Can all of these lines be returned exactly?
▼
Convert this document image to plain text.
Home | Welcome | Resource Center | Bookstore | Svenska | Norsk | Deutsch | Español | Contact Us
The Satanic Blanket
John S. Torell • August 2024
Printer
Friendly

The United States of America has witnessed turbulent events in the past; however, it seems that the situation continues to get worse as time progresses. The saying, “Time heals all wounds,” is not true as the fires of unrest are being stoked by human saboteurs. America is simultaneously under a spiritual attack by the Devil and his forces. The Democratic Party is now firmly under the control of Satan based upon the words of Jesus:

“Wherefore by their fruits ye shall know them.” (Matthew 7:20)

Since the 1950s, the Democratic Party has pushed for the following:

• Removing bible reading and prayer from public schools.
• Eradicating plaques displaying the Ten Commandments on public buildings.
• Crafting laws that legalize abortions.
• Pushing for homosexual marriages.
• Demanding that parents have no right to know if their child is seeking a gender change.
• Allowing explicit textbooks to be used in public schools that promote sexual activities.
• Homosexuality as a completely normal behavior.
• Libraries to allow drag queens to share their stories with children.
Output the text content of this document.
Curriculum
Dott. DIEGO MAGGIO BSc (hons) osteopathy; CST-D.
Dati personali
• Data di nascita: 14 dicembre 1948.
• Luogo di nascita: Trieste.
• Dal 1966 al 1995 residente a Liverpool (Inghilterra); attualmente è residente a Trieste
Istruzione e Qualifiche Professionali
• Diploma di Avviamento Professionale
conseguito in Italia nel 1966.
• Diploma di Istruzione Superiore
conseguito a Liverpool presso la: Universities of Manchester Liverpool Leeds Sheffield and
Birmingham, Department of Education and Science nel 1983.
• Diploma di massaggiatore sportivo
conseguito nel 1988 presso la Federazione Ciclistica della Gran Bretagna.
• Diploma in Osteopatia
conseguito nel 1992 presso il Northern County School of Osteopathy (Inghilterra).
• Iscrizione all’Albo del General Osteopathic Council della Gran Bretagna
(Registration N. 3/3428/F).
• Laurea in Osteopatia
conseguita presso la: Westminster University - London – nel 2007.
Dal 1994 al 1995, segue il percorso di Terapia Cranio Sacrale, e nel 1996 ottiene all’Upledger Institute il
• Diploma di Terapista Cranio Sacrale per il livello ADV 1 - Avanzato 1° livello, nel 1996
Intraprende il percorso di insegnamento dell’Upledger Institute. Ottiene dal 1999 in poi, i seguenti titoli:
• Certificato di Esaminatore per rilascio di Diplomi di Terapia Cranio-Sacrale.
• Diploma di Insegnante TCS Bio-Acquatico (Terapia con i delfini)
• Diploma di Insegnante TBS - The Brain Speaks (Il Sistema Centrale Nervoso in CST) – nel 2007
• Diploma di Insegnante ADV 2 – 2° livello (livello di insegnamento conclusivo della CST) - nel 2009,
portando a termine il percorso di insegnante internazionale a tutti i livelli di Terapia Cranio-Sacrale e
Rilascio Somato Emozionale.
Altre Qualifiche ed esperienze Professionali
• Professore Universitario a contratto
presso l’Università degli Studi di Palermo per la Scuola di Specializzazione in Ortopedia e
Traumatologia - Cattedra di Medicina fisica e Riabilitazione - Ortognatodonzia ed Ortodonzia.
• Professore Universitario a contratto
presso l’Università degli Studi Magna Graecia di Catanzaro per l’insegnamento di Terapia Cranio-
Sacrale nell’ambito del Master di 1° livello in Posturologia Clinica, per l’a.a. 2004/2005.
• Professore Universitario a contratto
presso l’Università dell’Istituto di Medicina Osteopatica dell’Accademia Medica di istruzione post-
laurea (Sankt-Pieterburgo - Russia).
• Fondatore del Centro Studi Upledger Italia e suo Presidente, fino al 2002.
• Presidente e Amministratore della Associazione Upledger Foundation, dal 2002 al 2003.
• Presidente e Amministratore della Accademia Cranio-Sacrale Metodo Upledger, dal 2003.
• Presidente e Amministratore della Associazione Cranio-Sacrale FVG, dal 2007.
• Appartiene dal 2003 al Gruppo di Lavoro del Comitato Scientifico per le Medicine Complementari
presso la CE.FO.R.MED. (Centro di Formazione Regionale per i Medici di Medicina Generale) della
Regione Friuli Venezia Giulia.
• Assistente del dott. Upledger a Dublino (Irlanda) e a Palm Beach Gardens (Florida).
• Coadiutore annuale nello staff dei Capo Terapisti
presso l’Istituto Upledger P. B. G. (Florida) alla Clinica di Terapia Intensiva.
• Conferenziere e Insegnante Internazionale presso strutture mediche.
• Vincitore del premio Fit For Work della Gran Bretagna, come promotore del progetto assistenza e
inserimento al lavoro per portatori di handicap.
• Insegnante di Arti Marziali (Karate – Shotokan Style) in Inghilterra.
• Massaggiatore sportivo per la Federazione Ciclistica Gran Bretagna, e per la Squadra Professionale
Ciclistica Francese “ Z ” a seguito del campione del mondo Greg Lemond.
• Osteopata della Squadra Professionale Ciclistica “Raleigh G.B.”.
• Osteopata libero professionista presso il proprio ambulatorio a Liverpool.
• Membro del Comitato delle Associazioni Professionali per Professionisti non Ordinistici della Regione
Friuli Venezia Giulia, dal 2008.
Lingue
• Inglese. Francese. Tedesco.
▲
**Written solution**
Convert this document image to plain text.
Home | Welcome | Resource Center | Bookstore | Svenska | Norsk | Deutsch | Español | Contact Us
The Satanic Blanket
John S. Torell • August 2024
Printer
Friendly

The United States of America has witnessed turbulent events in the past; however, it seems that the situation continues to get worse as time progresses. The saying, “Time heals all wounds,” is not true as the fires of unrest are being stoked by human saboteurs. America is simultaneously under a spiritual attack by the Devil and his forces. The Democratic Party is now firmly under the control of Satan based upon the words of Jesus:

“Wherefore by their fruits ye shall know them.” (Matthew 7:20)

Since the 1950s, the Democratic Party has pushed for the following:

• Removing bible reading and prayer from public schools.
• Eradicating plaques displaying the Ten Commandments on public buildings.
• Crafting laws that legalize abortions.
• Pushing for homosexual marriages.
• Demanding that parents have no right to know if their child is seeking a gender change.
• Allowing explicit textbooks to be used in public schools that promote sexual activities.
• Homosexuality as a completely normal behavior.
• Libraries to allow drag queens to share their stories with children.
Output the text content of this document.
Curriculum
Dott. DIEGO MAGGIO BSc (hons) osteopathy; CST-D.
Dati personali
• Data di nascita: 14 dicembre 1948.
• Luogo di nascita: Trieste.
• Dal 1966 al 1995 residente a Liverpool (Inghilterra); attualmente è residente a Trieste
Istruzione e Qualifiche Professionali
• Diploma di Avviamento Professionale
conseguito in Italia nel 1966.
• Diploma di Istruzione Superiore
conseguito a Liverpool presso la: Universities of Manchester Liverpool Leeds Sheffield and
Birmingham, Department of Education and Science nel 1983.
• Diploma di massaggiatore sportivo
conseguito nel 1988 presso la Federazione Ciclistica della Gran Bretagna.
• Diploma in Osteopatia
conseguito nel 1992 presso il Northern County School of Osteopathy (Inghilterra).
• Iscrizione all’Albo del General Osteopathic Council della Gran Bretagna
(Registration N. 3/3428/F).
• Laurea in Osteopatia
conseguita presso la: Westminster University - London – nel 2007.
Dal 1994 al 1995, segue il percorso di Terapia Cranio Sacrale, e nel 1996 ottiene all’Upledger Institute il
• Diploma di Terapista Cranio Sacrale per il livello ADV 1 - Avanzato 1° livello, nel 1996
Intraprende il percorso di insegnamento dell’Upledger Institute. Ottiene dal 1999 in poi, i seguenti titoli:
• Certificato di Esaminatore per rilascio di Diplomi di Terapia Cranio-Sacrale.
• Diploma di Insegnante TCS Bio-Acquatico (Terapia con i delfini)
• Diploma di Insegnante TBS - The Brain Speaks (Il Sistema Centrale Nervoso in CST) – nel 2007
• Diploma di Insegnante ADV 2 – 2° livello (livello di insegnamento conclusivo della CST) - nel 2009,
portando a termine il percorso di insegnante internazionale a tutti i livelli di Terapia Cranio-Sacrale e
Rilascio Somato Emozionale.
Altre Qualifiche ed esperienze Professionali
• Professore Universitario a contratto
presso l’Università degli Studi di Palermo per la Scuola di Specializzazione in Ortopedia e
Traumatologia - Cattedra di Medicina fisica e Riabilitazione - Ortognatodonzia ed Ortodonzia.
• Professore Universitario a contratto
presso l’Università degli Studi Magna Graecia di Catanzaro per l’insegnamento di Terapia Cranio-
Sacrale nell’ambito del Master di 1° livello in Posturologia Clinica, per l’a.a. 2004/2005.
• Professore Universitario a contratto
presso l’Università dell’Istituto di Medicina Osteopatica dell’Accademia Medica di istruzione post-
laurea (Sankt-Pieterburgo - Russia).
• Fondatore del Centro Studi Upledger Italia e suo Presidente, fino al 2002.
• Presidente e Amministratore della Associazione Upledger Foundation, dal 2002 al 2003.
• Presidente e Amministratore della Accademia Cranio-Sacrale Metodo Upledger, dal 2003.
• Presidente e Amministratore della Associazione Cranio-Sacrale FVG, dal 2007.
• Appartiene dal 2003 al Gruppo di Lavoro del Comitato Scientifico per le Medicine Complementari
presso la CE.FO.R.MED. (Centro di Formazione Regionale per i Medici di Medicina Generale) della
Regione Friuli Venezia Giulia.
• Assistente del dott. Upledger a Dublino (Irlanda) e a Palm Beach Gardens (Florida).
• Coadiutore annuale nello staff dei Capo Terapisti
presso l’Istituto Upledger P. B. G. (Florida) alla Clinica di Terapia Intensiva.
• Conferenziere e Insegnante Internazionale presso strutture mediche.
• Vincitore del premio Fit For Work della Gran Bretagna, come promotore del progetto assistenza e
inserimento al lavoro per portatori di handicap.
• Insegnante di Arti Marziali (Karate – Shotokan Style) in Inghilterra.
• Massaggiatore sportivo per la Federazione Ciclistica Gran Bretagna, e per la Squadra Professionale
Ciclistica Francese “ Z ” a seguito del campione del mondo Greg Lemond.
• Osteopata della Squadra Professionale Ciclistica “Raleigh G.B.”.
• Osteopata libero professionista presso il proprio ambulatorio a Liverpool.
• Membro del Comitato delle Associazioni Professionali per Professionisti non Ordinistici della Regione
Friuli Venezia Giulia, dal 2008.
Lingue
• Inglese. Francese. Tedesco.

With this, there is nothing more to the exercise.